*Given exercise:*
Scan the listing below and copy every line holding "America".

*Input:*
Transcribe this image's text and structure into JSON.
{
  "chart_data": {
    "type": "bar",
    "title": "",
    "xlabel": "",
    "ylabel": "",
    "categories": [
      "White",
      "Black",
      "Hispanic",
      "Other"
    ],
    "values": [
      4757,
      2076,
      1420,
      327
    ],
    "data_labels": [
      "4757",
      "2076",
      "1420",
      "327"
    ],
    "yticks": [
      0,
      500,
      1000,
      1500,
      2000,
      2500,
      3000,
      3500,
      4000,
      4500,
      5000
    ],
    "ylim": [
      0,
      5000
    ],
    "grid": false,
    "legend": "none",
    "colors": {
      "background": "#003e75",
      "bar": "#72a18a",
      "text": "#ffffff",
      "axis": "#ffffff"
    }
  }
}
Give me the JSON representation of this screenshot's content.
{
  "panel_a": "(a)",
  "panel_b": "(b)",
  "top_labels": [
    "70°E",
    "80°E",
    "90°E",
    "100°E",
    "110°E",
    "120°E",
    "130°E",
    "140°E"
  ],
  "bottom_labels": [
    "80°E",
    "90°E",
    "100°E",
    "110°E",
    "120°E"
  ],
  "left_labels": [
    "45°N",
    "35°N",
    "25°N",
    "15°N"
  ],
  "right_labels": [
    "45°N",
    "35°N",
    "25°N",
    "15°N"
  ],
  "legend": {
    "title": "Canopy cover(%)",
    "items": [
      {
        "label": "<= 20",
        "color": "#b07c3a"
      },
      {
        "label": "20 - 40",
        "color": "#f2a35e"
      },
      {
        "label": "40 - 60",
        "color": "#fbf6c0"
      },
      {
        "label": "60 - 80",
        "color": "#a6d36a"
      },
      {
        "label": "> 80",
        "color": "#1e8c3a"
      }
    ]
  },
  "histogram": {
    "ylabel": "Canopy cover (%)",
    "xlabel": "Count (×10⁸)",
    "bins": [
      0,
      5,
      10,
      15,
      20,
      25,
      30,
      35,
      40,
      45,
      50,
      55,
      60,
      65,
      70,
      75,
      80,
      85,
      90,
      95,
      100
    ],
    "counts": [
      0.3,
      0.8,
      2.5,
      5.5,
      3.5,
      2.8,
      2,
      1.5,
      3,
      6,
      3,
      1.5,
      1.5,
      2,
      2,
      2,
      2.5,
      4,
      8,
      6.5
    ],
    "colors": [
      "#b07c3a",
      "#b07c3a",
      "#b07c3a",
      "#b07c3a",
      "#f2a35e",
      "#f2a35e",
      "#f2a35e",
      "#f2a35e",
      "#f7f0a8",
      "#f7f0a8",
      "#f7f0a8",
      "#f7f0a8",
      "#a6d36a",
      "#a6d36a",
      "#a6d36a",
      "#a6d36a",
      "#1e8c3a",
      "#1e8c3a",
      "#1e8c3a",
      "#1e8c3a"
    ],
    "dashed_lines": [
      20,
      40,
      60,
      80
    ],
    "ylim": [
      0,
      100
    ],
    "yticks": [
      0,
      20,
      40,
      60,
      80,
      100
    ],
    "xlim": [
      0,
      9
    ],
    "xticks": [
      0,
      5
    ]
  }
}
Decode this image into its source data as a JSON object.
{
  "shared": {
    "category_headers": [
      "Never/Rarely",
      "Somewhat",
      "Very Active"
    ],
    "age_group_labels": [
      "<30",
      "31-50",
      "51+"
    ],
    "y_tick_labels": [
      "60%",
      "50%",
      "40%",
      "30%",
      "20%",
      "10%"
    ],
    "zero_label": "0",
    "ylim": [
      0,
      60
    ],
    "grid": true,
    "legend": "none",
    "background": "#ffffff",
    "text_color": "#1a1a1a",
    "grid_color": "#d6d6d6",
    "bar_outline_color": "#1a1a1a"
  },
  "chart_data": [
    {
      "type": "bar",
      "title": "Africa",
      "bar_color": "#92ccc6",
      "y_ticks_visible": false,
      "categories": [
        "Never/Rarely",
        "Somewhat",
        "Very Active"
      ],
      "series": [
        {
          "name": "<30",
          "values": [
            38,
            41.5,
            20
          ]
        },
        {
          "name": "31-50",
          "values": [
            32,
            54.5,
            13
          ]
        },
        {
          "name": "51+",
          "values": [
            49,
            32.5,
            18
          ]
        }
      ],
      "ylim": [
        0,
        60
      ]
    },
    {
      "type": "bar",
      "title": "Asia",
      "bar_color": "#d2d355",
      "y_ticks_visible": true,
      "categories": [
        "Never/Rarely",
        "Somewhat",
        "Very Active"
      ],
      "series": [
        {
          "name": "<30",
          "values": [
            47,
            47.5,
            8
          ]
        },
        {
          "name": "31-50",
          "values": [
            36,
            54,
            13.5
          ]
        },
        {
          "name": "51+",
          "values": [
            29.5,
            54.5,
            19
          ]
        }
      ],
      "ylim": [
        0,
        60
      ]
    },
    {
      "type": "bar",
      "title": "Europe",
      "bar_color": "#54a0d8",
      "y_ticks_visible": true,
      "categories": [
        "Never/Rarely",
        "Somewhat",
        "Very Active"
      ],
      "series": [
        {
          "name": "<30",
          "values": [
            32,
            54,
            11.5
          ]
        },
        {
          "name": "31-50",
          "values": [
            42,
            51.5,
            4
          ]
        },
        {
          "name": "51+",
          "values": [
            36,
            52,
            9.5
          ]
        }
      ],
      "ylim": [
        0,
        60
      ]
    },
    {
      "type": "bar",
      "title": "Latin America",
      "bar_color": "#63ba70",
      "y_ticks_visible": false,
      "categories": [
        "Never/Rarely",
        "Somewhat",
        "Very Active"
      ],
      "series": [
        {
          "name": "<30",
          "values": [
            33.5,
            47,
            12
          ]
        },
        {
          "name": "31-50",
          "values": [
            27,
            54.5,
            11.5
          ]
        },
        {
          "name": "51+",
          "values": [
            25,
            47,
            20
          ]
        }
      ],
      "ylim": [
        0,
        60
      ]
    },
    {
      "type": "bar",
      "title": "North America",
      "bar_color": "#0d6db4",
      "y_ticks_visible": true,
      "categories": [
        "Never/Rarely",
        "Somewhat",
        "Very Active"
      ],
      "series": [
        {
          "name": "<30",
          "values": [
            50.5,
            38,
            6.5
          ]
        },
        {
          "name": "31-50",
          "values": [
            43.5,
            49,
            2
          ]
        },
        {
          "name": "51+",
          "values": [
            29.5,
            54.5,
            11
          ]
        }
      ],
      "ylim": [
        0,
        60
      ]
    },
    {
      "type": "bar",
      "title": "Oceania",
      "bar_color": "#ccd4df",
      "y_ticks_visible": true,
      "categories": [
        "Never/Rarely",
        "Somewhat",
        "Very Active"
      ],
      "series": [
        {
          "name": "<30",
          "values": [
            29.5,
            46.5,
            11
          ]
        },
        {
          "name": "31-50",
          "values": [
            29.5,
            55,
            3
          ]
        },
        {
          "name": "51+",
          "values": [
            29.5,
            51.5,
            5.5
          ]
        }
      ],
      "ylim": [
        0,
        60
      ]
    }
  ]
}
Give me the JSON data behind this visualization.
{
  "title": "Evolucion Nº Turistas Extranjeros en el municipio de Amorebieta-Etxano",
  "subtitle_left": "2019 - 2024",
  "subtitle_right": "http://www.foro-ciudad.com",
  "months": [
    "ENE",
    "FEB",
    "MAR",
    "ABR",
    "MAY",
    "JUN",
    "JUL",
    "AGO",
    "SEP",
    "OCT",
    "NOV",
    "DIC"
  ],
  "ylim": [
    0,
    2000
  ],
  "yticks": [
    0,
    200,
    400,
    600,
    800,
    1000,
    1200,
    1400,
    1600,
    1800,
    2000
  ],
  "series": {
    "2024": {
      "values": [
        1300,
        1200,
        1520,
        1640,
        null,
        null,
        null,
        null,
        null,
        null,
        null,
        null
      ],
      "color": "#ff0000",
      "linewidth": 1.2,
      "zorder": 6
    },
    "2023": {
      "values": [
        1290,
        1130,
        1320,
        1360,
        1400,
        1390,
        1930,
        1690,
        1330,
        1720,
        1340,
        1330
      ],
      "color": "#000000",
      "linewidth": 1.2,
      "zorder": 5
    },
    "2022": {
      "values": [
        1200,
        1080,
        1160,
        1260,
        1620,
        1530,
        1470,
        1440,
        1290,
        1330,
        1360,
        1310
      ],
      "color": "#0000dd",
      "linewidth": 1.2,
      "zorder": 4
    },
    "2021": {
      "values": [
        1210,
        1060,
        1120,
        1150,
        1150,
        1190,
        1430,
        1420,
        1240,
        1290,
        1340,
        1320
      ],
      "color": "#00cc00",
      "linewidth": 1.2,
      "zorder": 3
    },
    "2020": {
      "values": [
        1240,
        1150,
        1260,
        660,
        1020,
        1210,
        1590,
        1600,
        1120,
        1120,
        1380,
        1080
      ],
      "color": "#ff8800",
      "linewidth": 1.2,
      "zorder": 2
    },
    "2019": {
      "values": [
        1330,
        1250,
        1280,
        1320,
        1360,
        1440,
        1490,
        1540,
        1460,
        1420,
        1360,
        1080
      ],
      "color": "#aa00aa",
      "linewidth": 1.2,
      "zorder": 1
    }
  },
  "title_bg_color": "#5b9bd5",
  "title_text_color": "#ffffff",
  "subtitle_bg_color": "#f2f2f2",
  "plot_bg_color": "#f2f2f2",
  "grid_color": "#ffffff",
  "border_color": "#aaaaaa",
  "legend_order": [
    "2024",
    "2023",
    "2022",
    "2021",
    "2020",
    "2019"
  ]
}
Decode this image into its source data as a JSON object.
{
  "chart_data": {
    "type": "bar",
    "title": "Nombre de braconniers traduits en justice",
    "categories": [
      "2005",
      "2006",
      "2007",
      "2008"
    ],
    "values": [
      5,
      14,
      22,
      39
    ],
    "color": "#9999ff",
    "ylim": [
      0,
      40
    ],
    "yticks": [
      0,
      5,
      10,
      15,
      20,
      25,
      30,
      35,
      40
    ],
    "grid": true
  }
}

*Exercise solution:*
      "title": "Latin America",
      "title": "North America",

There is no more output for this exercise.